[MATERIAL SUPPLIED start]
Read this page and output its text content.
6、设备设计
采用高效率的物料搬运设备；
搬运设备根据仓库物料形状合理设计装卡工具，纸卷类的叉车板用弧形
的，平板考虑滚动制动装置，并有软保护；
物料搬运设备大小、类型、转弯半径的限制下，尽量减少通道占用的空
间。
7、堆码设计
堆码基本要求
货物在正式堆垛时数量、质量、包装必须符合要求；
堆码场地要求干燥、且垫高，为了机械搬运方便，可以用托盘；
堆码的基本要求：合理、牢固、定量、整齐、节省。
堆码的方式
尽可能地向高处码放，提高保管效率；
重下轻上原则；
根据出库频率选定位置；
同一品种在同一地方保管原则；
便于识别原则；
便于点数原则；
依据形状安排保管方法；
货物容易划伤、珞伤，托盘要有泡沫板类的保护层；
[MATERIAL SUPPLIED end]
### GOAL
Retype the material above, line by line, exactly.

### THE OUTPUT
Read this page and output its text content.
6、设备设计
采用高效率的物料搬运设备；
搬运设备根据仓库物料形状合理设计装卡工具，纸卷类的叉车板用弧形
的，平板考虑滚动制动装置，并有软保护；
物料搬运设备大小、类型、转弯半径的限制下，尽量减少通道占用的空
间。
7、堆码设计
堆码基本要求
货物在正式堆垛时数量、质量、包装必须符合要求；
堆码场地要求干燥、且垫高，为了机械搬运方便，可以用托盘；
堆码的基本要求：合理、牢固、定量、整齐、节省。
堆码的方式
尽可能地向高处码放，提高保管效率；
重下轻上原则；
根据出库频率选定位置；
同一品种在同一地方保管原则；
便于识别原则；
便于点数原则；
依据形状安排保管方法；
货物容易划伤、珞伤，托盘要有泡沫板类的保护层；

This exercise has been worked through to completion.